(Data entries)
*****
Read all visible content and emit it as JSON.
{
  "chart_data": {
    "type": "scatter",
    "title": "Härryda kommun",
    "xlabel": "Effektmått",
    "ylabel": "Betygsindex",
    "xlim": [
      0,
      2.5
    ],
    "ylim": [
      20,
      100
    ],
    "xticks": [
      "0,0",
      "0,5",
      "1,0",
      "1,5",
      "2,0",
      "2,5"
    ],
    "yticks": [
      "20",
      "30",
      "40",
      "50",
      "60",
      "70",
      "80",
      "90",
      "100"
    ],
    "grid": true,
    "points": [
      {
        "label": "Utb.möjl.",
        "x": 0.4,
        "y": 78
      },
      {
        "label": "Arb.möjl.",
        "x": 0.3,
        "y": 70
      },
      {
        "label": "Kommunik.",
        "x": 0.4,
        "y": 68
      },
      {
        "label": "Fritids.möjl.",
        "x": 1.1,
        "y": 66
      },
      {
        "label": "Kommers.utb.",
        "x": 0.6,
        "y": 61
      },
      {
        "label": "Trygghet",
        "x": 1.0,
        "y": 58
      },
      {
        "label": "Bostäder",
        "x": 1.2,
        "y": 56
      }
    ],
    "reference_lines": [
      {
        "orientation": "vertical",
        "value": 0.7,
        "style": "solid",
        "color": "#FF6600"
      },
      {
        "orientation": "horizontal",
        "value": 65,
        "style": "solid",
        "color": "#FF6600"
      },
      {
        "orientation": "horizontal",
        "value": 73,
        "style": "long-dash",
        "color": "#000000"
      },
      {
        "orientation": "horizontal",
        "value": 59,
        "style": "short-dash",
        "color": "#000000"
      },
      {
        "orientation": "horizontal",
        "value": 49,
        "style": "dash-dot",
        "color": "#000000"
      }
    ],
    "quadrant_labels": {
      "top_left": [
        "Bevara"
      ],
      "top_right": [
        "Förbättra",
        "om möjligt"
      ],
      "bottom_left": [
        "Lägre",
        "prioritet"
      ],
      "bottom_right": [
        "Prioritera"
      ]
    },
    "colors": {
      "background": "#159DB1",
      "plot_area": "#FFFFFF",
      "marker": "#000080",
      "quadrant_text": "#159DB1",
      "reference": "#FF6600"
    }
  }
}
*****
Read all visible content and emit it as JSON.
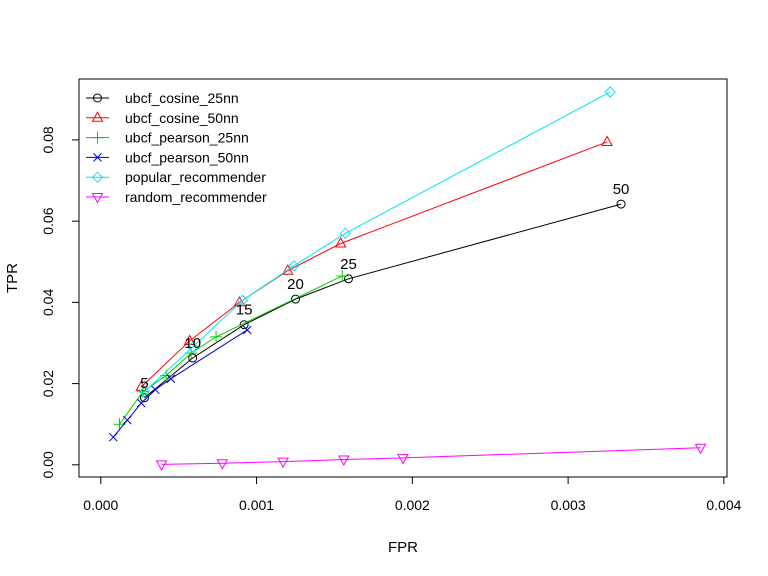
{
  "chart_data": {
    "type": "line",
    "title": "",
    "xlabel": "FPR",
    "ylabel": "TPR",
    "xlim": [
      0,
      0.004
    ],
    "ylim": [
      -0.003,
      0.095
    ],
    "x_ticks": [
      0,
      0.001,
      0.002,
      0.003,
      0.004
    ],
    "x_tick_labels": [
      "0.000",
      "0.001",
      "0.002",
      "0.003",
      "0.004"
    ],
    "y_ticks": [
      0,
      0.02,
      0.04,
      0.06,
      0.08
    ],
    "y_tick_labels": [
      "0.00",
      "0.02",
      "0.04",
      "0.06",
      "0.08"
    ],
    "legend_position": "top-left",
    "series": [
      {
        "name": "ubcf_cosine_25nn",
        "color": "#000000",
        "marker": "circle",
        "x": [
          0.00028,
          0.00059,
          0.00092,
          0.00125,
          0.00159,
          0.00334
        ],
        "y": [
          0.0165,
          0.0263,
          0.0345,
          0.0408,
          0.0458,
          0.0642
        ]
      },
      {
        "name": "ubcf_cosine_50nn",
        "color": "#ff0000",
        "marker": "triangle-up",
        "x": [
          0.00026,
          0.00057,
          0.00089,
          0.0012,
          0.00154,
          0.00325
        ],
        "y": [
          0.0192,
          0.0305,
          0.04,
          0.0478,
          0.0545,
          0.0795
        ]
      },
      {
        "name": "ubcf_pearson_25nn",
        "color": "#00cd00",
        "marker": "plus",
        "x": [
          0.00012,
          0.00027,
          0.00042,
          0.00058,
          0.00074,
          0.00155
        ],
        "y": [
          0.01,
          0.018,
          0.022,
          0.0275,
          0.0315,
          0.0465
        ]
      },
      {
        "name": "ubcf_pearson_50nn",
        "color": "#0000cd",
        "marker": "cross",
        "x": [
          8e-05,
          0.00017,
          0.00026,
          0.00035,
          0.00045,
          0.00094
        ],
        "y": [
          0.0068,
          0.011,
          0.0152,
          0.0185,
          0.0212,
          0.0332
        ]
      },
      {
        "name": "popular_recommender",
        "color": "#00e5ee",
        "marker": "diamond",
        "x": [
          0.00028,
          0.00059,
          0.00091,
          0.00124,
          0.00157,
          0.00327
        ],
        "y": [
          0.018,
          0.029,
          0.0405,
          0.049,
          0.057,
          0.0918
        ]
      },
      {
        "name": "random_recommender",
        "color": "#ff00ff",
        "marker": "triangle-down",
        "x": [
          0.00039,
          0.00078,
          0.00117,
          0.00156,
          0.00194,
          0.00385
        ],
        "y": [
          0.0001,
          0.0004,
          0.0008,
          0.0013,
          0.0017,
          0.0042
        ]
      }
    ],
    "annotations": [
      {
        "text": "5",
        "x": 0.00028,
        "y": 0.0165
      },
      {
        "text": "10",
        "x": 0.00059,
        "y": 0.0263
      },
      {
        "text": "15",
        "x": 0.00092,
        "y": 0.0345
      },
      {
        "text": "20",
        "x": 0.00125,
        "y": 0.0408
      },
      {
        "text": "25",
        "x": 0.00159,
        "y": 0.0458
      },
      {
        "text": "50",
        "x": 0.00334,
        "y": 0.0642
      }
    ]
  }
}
*****
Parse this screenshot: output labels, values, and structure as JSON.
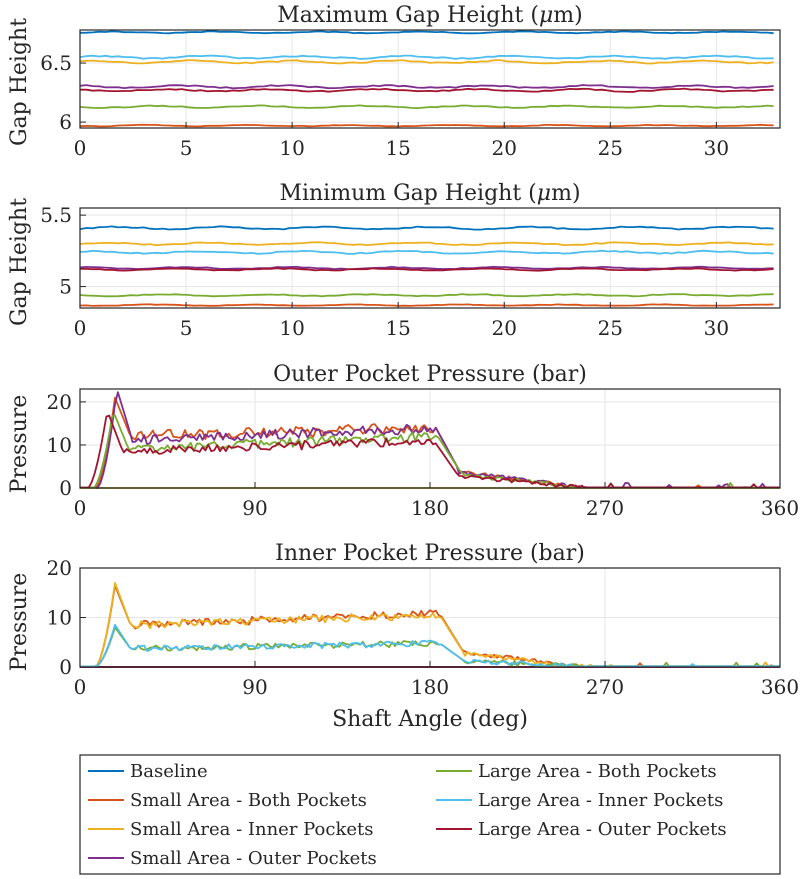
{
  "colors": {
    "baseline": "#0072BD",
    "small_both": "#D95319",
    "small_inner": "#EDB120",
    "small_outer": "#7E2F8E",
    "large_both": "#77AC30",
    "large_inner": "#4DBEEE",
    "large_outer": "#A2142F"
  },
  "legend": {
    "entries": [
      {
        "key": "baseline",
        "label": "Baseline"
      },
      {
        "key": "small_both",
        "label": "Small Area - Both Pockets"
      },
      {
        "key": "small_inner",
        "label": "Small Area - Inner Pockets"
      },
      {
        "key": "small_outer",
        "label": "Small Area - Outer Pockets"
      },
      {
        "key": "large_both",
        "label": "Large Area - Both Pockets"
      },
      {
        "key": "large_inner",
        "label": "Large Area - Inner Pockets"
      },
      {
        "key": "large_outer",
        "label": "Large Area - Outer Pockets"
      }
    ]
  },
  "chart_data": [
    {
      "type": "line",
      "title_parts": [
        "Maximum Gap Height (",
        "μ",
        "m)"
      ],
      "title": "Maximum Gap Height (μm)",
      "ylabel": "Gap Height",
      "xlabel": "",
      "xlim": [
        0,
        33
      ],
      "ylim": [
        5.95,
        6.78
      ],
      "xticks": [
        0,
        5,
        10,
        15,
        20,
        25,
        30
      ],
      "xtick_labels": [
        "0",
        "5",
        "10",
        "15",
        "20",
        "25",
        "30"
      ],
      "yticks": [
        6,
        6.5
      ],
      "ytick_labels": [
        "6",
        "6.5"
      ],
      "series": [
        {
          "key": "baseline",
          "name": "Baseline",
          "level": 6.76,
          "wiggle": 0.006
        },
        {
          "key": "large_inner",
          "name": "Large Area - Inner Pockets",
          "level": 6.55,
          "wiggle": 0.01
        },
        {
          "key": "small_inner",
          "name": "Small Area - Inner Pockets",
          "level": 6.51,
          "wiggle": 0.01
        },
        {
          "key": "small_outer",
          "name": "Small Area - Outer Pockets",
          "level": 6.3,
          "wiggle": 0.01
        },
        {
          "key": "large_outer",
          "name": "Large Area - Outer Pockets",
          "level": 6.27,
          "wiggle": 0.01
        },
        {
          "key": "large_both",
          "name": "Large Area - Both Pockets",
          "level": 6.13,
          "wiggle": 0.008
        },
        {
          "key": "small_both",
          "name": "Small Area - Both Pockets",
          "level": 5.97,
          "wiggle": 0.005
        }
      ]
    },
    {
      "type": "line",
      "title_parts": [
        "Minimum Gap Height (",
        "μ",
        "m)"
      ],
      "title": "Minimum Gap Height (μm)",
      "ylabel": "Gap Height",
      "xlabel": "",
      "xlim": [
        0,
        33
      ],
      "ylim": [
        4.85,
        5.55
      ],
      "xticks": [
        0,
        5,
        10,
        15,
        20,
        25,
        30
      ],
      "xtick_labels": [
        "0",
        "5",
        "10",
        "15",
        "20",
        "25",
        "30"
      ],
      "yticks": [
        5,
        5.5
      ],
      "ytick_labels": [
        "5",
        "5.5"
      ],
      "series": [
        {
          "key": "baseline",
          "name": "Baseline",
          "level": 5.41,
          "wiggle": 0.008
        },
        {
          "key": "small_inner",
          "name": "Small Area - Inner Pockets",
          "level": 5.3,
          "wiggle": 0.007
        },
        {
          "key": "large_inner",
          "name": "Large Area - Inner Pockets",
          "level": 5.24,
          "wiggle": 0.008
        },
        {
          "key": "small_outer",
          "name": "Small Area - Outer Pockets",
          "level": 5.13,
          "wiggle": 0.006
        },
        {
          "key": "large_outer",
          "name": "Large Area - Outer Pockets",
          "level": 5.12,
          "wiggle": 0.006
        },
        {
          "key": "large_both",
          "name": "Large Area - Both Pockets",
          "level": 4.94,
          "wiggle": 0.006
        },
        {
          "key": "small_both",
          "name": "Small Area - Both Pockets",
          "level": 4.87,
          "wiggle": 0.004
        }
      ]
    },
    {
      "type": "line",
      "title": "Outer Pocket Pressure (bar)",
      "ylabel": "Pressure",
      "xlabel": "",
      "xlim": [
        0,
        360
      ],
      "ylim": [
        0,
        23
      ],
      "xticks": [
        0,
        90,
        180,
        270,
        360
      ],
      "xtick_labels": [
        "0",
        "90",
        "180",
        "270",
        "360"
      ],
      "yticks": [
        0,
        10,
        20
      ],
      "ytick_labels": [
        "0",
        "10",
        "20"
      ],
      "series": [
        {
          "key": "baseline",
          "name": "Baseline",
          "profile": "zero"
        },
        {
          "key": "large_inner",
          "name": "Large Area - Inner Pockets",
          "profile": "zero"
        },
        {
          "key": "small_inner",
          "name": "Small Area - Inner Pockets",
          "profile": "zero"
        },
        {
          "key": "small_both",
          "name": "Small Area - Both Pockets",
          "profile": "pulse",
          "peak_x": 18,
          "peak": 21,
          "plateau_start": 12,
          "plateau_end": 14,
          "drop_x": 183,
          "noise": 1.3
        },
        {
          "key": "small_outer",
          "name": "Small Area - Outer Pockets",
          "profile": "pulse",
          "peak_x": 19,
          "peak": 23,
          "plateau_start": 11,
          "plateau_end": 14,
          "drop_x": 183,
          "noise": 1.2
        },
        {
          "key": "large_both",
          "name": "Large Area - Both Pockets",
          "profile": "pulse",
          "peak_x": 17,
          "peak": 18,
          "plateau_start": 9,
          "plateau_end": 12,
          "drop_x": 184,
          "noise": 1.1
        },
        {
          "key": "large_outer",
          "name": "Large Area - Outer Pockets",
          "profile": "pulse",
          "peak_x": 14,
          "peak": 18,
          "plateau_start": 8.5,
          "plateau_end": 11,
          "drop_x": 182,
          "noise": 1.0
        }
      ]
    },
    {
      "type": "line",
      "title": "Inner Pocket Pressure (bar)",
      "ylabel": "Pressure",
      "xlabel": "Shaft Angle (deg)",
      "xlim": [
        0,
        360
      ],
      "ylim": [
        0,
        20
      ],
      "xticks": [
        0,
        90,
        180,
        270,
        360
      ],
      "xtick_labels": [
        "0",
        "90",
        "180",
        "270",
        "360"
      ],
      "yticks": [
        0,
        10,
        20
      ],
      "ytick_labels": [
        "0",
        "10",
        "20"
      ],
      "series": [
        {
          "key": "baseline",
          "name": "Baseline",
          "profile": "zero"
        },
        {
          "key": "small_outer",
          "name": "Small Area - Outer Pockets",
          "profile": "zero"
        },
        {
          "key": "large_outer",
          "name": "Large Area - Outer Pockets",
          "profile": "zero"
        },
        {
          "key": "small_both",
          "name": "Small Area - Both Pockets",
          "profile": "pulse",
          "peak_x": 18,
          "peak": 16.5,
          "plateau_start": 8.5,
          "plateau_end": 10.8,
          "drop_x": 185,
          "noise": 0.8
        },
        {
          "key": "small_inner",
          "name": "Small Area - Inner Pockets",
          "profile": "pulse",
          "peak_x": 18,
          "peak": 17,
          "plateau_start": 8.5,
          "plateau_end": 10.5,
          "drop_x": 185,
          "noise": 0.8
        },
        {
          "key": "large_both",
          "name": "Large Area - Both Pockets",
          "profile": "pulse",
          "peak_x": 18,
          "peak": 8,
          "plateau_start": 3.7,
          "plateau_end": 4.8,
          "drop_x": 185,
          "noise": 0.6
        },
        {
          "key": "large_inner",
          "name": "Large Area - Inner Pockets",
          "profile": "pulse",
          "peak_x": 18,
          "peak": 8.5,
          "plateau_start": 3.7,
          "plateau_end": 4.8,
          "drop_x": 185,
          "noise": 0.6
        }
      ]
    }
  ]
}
*****
What you should do:
Gather up every line in the data above that contains the word "style", copying each one.

Answer:
        "style": "solid",
        "style": "solid",
        "style": "long-dash",
        "style": "short-dash",
        "style": "dash-dot",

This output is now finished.